> [PROVIDED DATA]
/---

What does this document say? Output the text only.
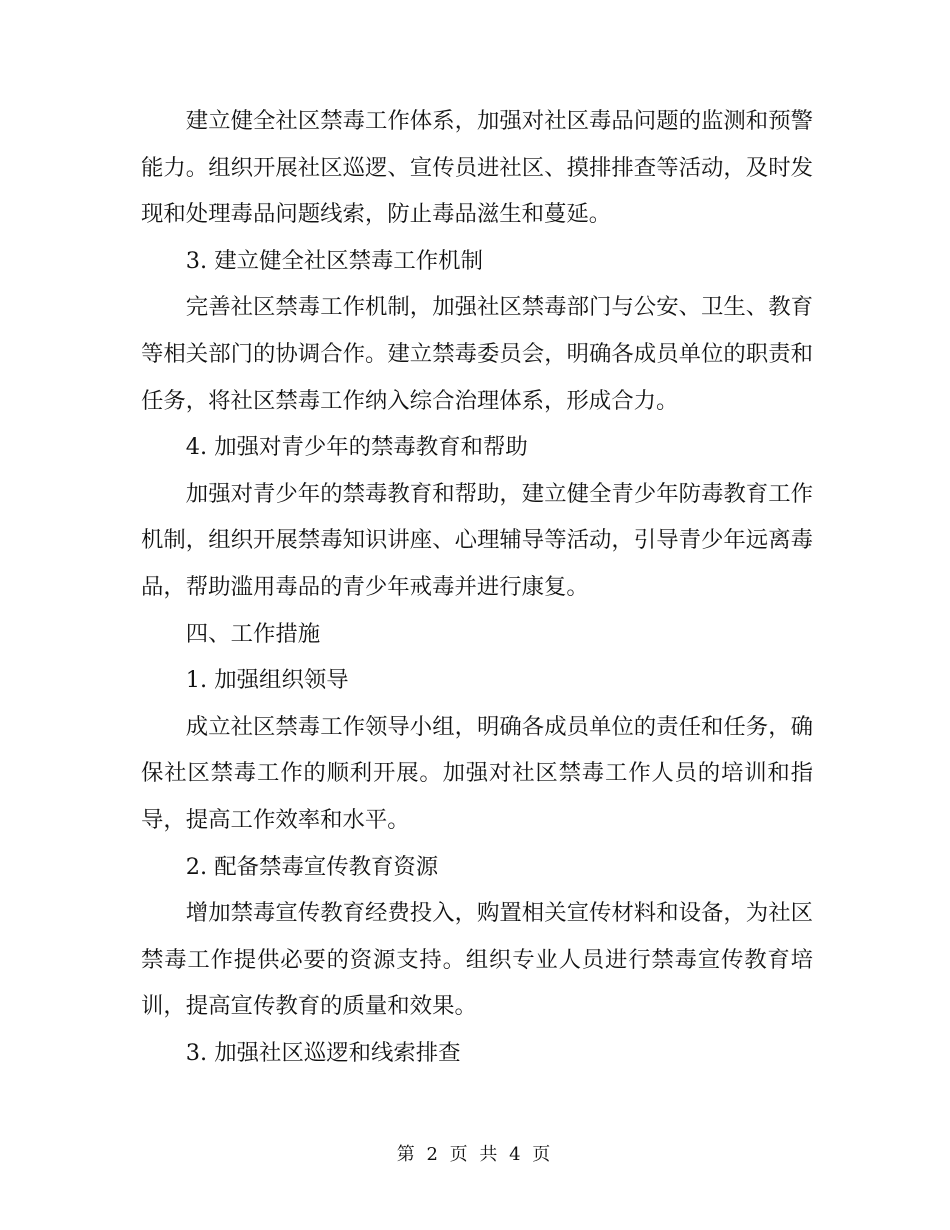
建立健全社区禁毒工作体系，加强对社区毒品问题的监测和预警能力。组织开展社区巡逻、宣传员进社区、摸排排查等活动，及时发现和处理毒品问题线索，防止毒品滋生和蔓延。

3. 建立健全社区禁毒工作机制

完善社区禁毒工作机制，加强社区禁毒部门与公安、卫生、教育等相关部门的协调合作。建立禁毒委员会，明确各成员单位的职责和任务，将社区禁毒工作纳入综合治理体系，形成合力。

4. 加强对青少年的禁毒教育和帮助

加强对青少年的禁毒教育和帮助，建立健全青少年防毒教育工作机制，组织开展禁毒知识讲座、心理辅导等活动，引导青少年远离毒品，帮助滥用毒品的青少年戒毒并进行康复。

四、工作措施

1. 加强组织领导

成立社区禁毒工作领导小组，明确各成员单位的责任和任务，确保社区禁毒工作的顺利开展。加强对社区禁毒工作人员的培训和指导，提高工作效率和水平。

2. 配备禁毒宣传教育资源

增加禁毒宣传教育经费投入，购置相关宣传材料和设备，为社区禁毒工作提供必要的资源支持。组织专业人员进行禁毒宣传教育培训，提高宣传教育的质量和效果。

3. 加强社区巡逻和线索排查

第 2 页 共 4 页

\---

Your copy should repeat each entry above exactly but contain no pictures.

> [CORRECT RESPONSE]
What does this document say? Output the text only.
建立健全社区禁毒工作体系，加强对社区毒品问题的监测和预警能力。组织开展社区巡逻、宣传员进社区、摸排排查等活动，及时发现和处理毒品问题线索，防止毒品滋生和蔓延。

3. 建立健全社区禁毒工作机制

完善社区禁毒工作机制，加强社区禁毒部门与公安、卫生、教育等相关部门的协调合作。建立禁毒委员会，明确各成员单位的职责和任务，将社区禁毒工作纳入综合治理体系，形成合力。

4. 加强对青少年的禁毒教育和帮助

加强对青少年的禁毒教育和帮助，建立健全青少年防毒教育工作机制，组织开展禁毒知识讲座、心理辅导等活动，引导青少年远离毒品，帮助滥用毒品的青少年戒毒并进行康复。

四、工作措施

1. 加强组织领导

成立社区禁毒工作领导小组，明确各成员单位的责任和任务，确保社区禁毒工作的顺利开展。加强对社区禁毒工作人员的培训和指导，提高工作效率和水平。

2. 配备禁毒宣传教育资源

增加禁毒宣传教育经费投入，购置相关宣传材料和设备，为社区禁毒工作提供必要的资源支持。组织专业人员进行禁毒宣传教育培训，提高宣传教育的质量和效果。

3. 加强社区巡逻和线索排查

第 2 页 共 4 页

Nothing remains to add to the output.